Excerpted records

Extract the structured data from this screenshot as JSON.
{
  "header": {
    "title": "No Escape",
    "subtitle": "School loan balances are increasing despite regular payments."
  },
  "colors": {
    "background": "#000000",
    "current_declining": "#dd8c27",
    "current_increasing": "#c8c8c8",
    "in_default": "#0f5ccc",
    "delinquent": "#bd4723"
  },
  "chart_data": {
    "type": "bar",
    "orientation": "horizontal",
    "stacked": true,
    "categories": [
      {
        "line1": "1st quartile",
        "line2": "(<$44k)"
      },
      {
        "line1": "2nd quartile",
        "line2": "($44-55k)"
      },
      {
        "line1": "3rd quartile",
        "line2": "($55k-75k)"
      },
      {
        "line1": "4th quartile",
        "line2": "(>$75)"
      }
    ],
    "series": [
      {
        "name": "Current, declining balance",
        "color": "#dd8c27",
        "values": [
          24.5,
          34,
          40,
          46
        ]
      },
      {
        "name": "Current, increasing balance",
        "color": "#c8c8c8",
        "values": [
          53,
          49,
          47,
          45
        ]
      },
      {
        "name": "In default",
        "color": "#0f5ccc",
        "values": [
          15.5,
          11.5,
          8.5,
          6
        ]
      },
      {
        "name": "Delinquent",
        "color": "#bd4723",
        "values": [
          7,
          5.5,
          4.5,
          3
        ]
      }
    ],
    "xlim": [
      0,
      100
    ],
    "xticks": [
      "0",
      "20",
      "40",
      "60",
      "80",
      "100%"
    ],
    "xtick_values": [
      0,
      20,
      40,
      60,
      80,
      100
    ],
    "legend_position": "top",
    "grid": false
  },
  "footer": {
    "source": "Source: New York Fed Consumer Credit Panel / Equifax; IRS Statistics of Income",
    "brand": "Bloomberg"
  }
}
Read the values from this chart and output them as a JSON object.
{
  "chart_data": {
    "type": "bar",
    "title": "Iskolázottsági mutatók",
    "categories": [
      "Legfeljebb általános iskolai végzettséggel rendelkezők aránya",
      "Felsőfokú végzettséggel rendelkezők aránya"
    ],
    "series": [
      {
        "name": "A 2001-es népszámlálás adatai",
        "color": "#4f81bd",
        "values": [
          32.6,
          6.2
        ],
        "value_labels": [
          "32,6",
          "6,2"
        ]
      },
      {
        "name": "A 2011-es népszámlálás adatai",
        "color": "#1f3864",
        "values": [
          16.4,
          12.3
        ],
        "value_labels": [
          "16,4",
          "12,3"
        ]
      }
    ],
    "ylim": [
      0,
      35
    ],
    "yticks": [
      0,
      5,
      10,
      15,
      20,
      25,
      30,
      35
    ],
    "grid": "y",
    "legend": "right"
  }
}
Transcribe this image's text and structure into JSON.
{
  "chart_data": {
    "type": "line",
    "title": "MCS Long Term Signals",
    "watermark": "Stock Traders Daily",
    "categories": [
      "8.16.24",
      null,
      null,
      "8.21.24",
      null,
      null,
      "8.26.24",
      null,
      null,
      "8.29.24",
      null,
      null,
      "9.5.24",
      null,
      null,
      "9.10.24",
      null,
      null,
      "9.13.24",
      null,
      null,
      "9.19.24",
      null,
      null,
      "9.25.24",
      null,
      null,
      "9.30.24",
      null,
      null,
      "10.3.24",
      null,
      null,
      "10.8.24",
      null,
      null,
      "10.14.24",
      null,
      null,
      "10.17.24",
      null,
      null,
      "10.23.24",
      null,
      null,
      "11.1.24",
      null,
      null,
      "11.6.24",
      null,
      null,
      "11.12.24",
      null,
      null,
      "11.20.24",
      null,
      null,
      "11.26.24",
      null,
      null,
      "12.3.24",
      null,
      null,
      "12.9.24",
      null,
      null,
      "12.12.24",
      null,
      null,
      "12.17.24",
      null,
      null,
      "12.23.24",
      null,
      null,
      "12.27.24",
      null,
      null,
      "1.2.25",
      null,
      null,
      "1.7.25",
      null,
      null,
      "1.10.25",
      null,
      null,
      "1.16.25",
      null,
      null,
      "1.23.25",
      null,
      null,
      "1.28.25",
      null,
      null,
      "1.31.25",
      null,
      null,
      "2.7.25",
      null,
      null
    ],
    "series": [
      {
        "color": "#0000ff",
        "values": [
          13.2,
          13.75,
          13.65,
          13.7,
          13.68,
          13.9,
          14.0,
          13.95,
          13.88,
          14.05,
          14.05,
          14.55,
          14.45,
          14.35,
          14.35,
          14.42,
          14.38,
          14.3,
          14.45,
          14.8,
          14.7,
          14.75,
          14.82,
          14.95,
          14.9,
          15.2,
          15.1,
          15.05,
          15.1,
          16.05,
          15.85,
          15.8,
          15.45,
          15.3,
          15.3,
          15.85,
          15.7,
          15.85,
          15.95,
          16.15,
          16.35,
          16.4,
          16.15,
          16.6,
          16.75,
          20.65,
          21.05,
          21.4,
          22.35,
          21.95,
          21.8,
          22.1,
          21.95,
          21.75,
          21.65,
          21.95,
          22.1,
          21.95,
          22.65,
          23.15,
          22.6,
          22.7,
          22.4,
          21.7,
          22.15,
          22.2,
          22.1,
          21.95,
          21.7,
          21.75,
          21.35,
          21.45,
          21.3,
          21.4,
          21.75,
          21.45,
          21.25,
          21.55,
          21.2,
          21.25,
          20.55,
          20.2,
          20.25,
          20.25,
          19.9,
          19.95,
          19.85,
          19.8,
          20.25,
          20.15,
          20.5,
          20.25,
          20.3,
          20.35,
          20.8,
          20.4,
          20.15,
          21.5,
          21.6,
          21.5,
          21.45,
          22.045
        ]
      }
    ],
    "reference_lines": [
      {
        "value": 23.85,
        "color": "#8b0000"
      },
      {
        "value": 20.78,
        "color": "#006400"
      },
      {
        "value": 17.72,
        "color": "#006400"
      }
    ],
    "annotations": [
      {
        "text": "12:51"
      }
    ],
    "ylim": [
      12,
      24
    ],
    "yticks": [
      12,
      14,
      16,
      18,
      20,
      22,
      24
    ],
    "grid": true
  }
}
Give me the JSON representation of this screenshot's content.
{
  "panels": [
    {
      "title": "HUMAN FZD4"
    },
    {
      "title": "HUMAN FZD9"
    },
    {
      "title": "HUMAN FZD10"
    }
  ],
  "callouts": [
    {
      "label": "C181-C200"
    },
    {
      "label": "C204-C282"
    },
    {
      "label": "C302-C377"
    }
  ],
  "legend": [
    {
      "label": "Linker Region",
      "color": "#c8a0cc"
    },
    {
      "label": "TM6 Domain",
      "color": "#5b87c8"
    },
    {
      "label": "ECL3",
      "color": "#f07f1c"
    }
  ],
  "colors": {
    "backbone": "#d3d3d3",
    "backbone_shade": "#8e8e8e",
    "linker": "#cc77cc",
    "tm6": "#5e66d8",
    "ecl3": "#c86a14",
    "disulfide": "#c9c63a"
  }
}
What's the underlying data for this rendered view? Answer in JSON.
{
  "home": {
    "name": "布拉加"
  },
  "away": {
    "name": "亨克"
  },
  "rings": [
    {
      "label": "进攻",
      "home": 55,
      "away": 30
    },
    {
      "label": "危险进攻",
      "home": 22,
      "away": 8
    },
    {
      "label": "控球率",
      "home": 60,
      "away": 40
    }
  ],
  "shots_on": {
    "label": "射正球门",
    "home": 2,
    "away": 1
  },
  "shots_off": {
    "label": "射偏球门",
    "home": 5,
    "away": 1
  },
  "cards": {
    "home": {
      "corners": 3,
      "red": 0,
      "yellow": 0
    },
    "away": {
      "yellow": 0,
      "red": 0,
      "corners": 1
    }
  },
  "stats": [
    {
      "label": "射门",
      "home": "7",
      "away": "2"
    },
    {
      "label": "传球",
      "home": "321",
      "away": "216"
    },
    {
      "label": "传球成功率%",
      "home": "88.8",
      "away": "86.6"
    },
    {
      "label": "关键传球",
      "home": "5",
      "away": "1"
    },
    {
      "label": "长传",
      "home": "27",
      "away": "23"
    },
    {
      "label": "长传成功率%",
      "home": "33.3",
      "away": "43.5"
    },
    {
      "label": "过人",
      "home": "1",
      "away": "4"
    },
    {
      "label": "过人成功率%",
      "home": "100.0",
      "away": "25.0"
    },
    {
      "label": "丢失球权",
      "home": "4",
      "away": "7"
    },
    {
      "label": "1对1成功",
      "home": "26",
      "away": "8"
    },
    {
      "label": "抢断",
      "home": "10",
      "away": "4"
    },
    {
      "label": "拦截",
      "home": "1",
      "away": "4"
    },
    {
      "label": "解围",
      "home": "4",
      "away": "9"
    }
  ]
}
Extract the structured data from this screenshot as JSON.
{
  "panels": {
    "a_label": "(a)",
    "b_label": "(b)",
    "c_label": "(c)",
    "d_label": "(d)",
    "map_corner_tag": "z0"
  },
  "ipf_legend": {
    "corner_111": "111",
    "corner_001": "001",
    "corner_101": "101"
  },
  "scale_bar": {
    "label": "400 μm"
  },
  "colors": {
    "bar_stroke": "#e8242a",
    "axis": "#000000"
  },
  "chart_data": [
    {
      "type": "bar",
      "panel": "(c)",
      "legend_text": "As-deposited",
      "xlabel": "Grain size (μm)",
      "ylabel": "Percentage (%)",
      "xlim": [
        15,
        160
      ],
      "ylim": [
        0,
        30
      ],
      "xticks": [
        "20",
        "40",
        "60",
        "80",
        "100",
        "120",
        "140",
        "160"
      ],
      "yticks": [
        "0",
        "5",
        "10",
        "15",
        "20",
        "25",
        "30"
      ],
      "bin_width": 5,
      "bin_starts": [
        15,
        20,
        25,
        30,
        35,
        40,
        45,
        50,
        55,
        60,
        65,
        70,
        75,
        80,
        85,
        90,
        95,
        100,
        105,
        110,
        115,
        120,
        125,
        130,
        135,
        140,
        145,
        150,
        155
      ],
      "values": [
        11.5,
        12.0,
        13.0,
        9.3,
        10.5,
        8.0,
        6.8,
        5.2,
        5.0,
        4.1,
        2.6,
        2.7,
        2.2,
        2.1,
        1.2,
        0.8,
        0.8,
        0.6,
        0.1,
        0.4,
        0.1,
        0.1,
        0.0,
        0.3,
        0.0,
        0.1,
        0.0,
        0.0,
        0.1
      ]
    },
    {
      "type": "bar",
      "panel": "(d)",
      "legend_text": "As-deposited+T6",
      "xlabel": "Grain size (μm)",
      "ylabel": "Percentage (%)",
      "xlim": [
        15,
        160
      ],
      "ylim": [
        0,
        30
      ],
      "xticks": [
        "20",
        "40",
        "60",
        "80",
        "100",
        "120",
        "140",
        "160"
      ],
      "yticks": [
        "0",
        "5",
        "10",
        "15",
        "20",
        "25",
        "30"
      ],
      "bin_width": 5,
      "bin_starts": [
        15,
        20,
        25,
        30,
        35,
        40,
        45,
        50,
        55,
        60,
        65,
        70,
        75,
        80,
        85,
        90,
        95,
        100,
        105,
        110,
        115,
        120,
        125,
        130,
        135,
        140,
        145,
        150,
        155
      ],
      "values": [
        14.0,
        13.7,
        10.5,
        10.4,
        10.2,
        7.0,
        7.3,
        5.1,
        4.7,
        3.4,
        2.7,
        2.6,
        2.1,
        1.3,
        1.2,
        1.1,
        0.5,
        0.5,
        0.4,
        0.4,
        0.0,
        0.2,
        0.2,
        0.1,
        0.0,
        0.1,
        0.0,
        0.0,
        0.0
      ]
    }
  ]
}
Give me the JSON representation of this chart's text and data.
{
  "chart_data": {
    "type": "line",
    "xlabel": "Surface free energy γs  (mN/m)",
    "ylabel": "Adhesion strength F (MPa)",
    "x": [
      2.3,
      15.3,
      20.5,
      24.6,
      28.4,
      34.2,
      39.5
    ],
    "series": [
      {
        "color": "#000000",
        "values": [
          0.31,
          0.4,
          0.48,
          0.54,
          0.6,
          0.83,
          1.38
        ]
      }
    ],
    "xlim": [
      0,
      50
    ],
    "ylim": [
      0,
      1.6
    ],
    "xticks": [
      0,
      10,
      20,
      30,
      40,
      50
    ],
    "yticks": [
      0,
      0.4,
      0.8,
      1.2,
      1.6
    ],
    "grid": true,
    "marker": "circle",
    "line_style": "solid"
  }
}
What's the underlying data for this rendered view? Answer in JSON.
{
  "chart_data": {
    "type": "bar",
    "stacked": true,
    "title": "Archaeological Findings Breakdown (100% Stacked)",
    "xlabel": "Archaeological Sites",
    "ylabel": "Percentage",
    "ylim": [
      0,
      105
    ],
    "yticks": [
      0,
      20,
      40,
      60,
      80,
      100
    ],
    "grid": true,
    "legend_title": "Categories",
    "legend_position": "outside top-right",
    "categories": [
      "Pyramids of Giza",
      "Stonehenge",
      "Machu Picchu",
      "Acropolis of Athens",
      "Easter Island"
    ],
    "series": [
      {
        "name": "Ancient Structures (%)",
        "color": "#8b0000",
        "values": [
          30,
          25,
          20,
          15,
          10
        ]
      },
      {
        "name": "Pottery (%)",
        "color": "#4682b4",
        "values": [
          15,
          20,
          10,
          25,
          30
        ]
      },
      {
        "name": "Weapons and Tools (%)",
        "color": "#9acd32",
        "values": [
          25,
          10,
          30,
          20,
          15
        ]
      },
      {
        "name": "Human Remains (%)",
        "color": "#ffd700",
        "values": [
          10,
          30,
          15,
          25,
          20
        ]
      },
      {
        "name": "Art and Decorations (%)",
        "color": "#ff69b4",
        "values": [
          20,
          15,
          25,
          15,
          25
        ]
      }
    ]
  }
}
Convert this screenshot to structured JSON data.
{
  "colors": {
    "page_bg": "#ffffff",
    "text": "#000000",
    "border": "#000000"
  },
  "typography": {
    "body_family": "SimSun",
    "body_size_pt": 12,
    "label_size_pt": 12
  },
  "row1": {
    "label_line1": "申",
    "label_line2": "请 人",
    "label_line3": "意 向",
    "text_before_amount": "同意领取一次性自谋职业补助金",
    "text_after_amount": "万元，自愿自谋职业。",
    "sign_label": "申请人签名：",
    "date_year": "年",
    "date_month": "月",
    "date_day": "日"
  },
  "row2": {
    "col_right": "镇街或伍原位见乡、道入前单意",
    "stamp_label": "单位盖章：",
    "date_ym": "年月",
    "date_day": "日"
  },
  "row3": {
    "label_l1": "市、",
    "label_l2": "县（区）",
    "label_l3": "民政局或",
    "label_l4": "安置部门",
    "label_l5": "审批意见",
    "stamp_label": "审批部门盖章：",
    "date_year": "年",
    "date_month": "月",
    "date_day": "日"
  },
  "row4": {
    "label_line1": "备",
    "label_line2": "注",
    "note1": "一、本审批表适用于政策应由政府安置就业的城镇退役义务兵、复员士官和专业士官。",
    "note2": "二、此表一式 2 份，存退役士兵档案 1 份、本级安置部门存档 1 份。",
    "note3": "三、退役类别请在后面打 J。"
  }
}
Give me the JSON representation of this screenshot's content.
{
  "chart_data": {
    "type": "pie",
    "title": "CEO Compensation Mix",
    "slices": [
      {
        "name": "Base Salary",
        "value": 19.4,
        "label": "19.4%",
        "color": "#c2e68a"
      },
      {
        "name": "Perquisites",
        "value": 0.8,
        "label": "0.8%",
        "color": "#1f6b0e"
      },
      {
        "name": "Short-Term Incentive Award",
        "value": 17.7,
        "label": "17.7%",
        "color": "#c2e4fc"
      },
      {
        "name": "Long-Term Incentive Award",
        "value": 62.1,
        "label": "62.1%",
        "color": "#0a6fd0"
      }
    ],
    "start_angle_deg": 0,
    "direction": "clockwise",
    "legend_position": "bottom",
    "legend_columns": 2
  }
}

Task directions
Look for the word "Award" and return every line where it occurs.

Exercise result
        "name": "Short-Term Incentive Award",
        "name": "Long-Term Incentive Award",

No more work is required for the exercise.